SET PROBLEM: Extract every line from the records below that contains the word "this".

## begin

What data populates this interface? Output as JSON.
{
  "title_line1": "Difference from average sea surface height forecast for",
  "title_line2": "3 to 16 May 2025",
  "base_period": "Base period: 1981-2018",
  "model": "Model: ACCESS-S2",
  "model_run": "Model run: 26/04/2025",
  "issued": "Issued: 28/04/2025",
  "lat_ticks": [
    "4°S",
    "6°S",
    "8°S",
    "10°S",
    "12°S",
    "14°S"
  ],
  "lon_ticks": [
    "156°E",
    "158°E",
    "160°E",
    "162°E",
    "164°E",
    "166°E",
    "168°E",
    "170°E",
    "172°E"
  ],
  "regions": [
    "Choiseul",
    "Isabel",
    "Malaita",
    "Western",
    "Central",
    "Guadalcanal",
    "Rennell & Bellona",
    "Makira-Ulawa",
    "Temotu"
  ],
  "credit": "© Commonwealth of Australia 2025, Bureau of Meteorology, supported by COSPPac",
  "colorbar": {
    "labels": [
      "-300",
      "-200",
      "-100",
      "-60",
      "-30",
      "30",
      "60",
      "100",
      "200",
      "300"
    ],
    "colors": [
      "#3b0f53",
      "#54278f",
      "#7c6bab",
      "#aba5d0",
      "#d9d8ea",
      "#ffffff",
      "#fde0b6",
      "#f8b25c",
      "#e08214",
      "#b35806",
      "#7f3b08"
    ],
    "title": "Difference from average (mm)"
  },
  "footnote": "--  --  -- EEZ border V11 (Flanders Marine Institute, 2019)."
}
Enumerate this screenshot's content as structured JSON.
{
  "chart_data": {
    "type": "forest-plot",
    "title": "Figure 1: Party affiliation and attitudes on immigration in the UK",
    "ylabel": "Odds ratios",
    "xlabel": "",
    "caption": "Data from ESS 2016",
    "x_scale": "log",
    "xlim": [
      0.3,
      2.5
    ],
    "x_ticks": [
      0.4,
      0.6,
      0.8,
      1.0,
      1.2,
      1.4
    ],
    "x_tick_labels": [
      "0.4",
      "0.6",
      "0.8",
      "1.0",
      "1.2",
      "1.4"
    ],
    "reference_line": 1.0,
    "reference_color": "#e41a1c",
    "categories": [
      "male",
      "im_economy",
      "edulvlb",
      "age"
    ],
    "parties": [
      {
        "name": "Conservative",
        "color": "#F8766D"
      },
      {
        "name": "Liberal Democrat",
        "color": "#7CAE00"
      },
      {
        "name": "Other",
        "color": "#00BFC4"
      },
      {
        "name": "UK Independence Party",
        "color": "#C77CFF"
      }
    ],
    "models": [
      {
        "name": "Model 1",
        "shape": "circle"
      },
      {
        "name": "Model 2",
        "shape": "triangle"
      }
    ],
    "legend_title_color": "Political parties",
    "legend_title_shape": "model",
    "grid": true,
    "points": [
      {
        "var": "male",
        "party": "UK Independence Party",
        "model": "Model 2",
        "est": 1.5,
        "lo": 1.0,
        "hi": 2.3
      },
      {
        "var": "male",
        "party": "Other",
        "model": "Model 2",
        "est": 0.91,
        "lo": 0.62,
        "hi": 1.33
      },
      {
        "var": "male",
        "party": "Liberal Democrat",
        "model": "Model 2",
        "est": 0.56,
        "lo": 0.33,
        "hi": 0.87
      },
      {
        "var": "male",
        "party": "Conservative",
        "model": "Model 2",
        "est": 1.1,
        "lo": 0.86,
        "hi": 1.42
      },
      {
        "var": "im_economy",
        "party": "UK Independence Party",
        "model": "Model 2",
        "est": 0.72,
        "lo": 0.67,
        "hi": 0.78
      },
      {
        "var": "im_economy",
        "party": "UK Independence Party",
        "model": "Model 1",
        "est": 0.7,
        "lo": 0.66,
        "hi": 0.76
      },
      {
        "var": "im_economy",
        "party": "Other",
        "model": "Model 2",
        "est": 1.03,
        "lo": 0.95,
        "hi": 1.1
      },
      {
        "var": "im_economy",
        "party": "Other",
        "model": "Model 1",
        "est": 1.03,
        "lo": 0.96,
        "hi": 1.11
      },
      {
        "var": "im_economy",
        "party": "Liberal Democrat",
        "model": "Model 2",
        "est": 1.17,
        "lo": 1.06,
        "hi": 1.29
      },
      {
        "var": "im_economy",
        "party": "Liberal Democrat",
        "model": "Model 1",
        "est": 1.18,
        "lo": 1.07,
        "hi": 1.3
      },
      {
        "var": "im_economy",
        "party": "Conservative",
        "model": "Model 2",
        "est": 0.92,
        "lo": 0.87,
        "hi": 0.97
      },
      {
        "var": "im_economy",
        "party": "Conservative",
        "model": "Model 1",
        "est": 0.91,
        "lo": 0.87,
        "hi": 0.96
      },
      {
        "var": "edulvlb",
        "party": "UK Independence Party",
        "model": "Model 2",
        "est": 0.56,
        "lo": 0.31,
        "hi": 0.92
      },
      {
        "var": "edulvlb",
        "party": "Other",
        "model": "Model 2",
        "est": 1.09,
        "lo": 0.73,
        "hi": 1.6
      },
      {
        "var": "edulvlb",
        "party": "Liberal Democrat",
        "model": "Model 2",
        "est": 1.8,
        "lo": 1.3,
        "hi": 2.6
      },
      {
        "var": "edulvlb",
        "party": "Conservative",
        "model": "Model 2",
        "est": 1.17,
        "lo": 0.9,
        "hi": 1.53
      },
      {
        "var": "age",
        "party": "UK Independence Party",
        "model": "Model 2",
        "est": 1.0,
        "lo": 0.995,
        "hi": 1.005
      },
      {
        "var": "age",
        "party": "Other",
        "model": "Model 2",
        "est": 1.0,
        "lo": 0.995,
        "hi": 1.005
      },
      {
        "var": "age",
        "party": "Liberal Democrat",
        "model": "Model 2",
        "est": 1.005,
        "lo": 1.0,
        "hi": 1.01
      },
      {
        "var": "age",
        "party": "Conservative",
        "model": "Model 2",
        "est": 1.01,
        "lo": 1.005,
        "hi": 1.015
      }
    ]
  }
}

## end

OUTPUT:
What data populates this interface? Output as JSON.
Enumerate this screenshot's content as structured JSON.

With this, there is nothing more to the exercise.